== Exercise inputs ==
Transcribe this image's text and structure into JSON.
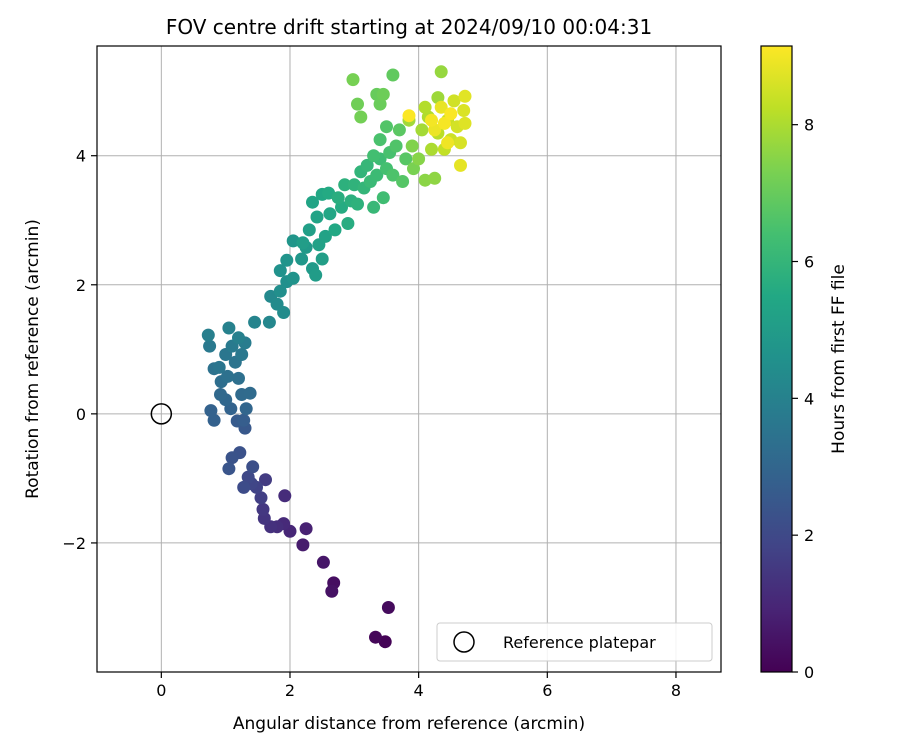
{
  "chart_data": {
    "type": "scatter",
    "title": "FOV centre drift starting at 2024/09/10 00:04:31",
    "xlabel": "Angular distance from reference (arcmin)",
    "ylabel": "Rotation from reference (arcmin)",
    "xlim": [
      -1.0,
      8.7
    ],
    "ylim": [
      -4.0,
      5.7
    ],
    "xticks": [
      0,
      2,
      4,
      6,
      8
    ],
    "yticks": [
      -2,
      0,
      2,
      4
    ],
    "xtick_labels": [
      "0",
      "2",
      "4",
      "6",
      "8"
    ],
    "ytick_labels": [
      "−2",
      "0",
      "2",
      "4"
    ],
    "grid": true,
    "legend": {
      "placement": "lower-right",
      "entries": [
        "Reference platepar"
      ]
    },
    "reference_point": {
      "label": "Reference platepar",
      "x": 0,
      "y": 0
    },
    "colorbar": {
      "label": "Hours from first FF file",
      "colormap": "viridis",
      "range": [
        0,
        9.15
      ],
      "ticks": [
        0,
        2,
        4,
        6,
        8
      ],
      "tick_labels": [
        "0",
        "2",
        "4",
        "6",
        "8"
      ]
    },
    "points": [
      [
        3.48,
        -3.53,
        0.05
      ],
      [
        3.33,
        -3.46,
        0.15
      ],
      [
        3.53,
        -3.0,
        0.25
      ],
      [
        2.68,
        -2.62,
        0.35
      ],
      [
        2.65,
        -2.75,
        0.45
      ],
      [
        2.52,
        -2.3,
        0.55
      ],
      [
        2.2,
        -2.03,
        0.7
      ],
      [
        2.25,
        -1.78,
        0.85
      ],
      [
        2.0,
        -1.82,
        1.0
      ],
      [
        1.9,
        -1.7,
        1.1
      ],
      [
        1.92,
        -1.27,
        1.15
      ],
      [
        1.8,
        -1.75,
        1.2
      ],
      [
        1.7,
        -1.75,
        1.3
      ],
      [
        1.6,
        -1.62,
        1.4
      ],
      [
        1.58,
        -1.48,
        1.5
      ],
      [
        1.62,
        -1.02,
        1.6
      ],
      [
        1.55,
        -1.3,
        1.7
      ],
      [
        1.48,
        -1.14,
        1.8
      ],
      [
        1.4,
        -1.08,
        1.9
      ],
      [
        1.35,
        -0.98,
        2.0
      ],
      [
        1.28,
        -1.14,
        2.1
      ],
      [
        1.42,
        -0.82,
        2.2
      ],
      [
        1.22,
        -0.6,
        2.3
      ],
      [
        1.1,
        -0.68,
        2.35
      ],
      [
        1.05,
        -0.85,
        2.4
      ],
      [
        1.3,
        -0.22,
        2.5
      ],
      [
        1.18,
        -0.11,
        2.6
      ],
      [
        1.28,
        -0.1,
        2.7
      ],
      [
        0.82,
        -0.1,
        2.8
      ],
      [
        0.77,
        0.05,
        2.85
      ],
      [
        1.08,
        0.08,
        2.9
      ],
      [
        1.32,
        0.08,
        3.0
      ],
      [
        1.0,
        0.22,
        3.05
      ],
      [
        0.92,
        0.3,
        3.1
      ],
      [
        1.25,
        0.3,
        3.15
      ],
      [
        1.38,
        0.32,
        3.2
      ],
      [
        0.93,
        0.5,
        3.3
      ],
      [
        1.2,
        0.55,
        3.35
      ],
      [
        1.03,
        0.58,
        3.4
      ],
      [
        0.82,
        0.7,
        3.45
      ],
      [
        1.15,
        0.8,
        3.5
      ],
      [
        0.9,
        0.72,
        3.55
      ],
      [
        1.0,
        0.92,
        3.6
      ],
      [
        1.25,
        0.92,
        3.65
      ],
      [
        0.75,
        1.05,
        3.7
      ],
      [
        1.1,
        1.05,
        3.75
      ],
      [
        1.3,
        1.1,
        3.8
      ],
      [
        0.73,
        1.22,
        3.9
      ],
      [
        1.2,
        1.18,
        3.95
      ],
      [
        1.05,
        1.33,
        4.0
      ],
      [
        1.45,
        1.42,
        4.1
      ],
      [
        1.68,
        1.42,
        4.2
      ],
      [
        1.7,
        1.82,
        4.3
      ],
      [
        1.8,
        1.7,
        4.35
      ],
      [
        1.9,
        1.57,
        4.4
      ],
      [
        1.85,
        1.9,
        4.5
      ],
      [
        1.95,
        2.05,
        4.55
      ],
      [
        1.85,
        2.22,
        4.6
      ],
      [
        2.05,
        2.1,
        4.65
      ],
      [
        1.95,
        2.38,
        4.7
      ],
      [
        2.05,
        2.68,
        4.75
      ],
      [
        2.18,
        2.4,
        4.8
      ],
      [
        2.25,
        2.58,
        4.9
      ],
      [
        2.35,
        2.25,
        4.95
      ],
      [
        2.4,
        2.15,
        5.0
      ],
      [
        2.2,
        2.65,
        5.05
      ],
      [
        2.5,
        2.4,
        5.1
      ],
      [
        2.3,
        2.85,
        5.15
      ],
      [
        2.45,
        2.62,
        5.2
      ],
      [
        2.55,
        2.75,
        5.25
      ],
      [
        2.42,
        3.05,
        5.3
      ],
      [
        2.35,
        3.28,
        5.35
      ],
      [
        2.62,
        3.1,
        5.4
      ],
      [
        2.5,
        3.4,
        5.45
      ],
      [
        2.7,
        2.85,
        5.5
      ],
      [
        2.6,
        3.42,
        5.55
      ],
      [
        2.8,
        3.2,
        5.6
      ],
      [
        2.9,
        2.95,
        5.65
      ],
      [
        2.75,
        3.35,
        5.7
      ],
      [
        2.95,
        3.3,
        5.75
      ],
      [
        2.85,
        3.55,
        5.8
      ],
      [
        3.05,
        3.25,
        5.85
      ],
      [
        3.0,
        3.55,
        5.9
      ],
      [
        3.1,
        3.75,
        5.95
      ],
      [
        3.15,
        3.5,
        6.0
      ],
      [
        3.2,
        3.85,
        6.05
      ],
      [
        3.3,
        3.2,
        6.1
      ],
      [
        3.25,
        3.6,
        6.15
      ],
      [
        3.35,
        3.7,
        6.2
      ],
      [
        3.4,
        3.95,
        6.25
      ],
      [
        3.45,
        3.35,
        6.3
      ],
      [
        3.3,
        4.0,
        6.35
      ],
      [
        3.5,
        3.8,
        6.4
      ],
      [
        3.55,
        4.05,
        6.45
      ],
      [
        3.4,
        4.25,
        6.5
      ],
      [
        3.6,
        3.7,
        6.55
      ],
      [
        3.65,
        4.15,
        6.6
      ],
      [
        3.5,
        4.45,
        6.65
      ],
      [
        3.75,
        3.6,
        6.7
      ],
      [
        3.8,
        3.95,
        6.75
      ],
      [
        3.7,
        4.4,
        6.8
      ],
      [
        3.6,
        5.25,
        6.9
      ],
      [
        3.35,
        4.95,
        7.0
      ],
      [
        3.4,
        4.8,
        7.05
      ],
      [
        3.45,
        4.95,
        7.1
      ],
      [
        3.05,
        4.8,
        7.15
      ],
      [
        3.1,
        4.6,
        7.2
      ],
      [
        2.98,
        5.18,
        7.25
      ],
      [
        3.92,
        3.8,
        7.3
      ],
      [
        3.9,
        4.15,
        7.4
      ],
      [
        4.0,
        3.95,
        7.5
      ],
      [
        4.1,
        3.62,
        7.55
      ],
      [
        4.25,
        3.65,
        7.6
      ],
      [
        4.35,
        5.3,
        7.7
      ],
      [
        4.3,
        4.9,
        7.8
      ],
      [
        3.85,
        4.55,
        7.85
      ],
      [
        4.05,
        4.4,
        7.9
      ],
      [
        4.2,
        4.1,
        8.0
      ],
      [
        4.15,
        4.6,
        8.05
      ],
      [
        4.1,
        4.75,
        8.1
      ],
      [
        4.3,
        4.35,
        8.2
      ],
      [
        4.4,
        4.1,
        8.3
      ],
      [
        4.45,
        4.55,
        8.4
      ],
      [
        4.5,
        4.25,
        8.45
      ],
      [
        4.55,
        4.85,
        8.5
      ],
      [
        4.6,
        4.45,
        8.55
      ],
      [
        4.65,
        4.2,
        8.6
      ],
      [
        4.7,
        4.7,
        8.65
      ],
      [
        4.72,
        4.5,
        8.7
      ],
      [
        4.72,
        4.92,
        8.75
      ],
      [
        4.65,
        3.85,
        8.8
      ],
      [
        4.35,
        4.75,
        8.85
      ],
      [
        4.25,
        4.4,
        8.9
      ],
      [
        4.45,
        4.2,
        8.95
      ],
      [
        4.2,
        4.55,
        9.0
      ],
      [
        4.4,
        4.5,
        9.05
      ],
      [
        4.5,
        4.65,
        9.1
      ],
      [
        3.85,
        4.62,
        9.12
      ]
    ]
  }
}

== Goal of the exercise ==
List the lines of the material in which the word "platepar" occurs.

== Output for this exercise ==
        "Reference platepar"
      "label": "Reference platepar",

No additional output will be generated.